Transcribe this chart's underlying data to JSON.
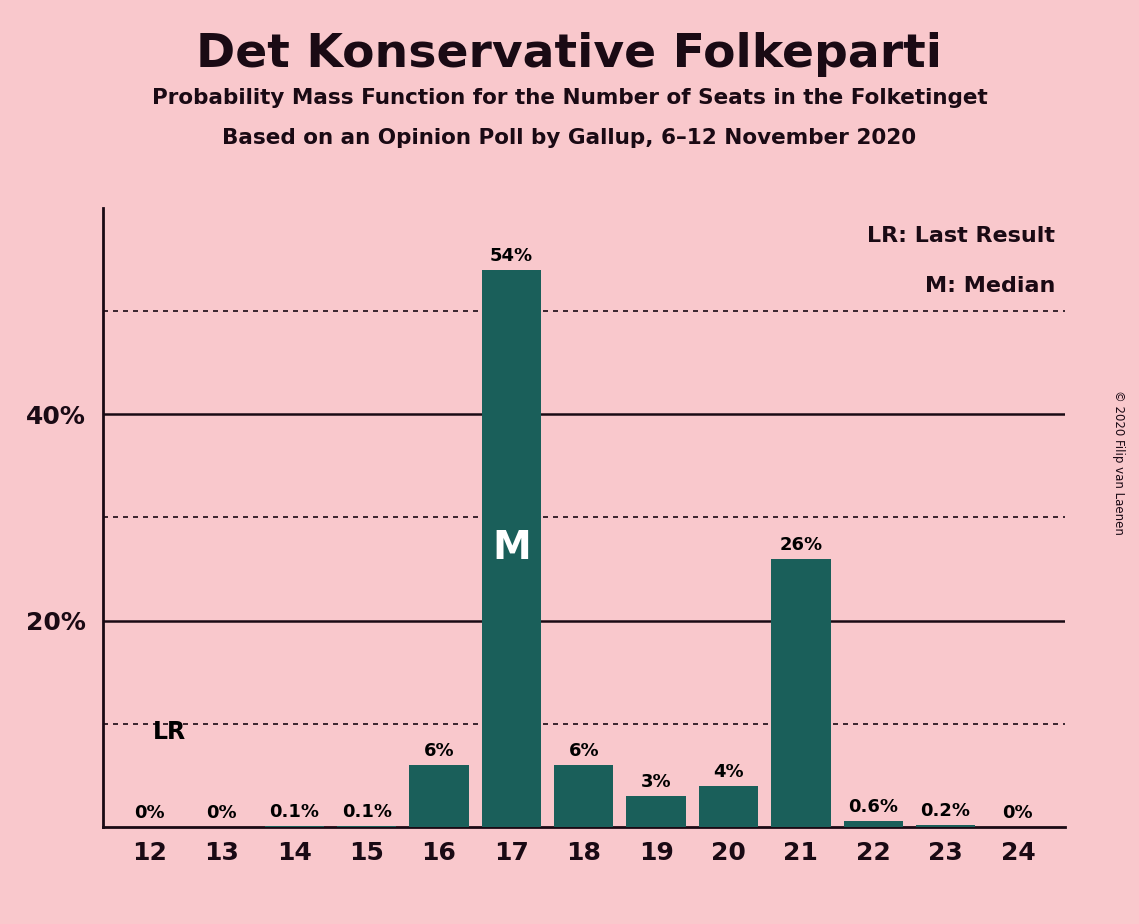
{
  "title": "Det Konservative Folkeparti",
  "subtitle1": "Probability Mass Function for the Number of Seats in the Folketinget",
  "subtitle2": "Based on an Opinion Poll by Gallup, 6–12 November 2020",
  "copyright": "© 2020 Filip van Laenen",
  "categories": [
    12,
    13,
    14,
    15,
    16,
    17,
    18,
    19,
    20,
    21,
    22,
    23,
    24
  ],
  "values": [
    0.0,
    0.0,
    0.1,
    0.1,
    6.0,
    54.0,
    6.0,
    3.0,
    4.0,
    26.0,
    0.6,
    0.2,
    0.0
  ],
  "labels": [
    "0%",
    "0%",
    "0.1%",
    "0.1%",
    "6%",
    "54%",
    "6%",
    "3%",
    "4%",
    "26%",
    "0.6%",
    "0.2%",
    "0%"
  ],
  "bar_color": "#1a5f5a",
  "background_color": "#f9c8cc",
  "median_seat": 17,
  "lr_seat": 12,
  "ylim": [
    0,
    60
  ],
  "solid_yticks": [
    20,
    40
  ],
  "dotted_yticks": [
    10,
    30,
    50
  ],
  "legend_lr": "LR: Last Result",
  "legend_m": "M: Median",
  "lr_label": "LR",
  "m_label": "M"
}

□ □ □ □ □

INSTRUCTIONS TO FOLLOW: Go through the entries above and print each one exactly, minus the pictures.

RESULT FOR THIS TASK:
Transcribe this chart's underlying data to JSON.
{
  "title": "Det Konservative Folkeparti",
  "subtitle1": "Probability Mass Function for the Number of Seats in the Folketinget",
  "subtitle2": "Based on an Opinion Poll by Gallup, 6–12 November 2020",
  "copyright": "© 2020 Filip van Laenen",
  "categories": [
    12,
    13,
    14,
    15,
    16,
    17,
    18,
    19,
    20,
    21,
    22,
    23,
    24
  ],
  "values": [
    0.0,
    0.0,
    0.1,
    0.1,
    6.0,
    54.0,
    6.0,
    3.0,
    4.0,
    26.0,
    0.6,
    0.2,
    0.0
  ],
  "labels": [
    "0%",
    "0%",
    "0.1%",
    "0.1%",
    "6%",
    "54%",
    "6%",
    "3%",
    "4%",
    "26%",
    "0.6%",
    "0.2%",
    "0%"
  ],
  "bar_color": "#1a5f5a",
  "background_color": "#f9c8cc",
  "median_seat": 17,
  "lr_seat": 12,
  "ylim": [
    0,
    60
  ],
  "solid_yticks": [
    20,
    40
  ],
  "dotted_yticks": [
    10,
    30,
    50
  ],
  "legend_lr": "LR: Last Result",
  "legend_m": "M: Median",
  "lr_label": "LR",
  "m_label": "M"
}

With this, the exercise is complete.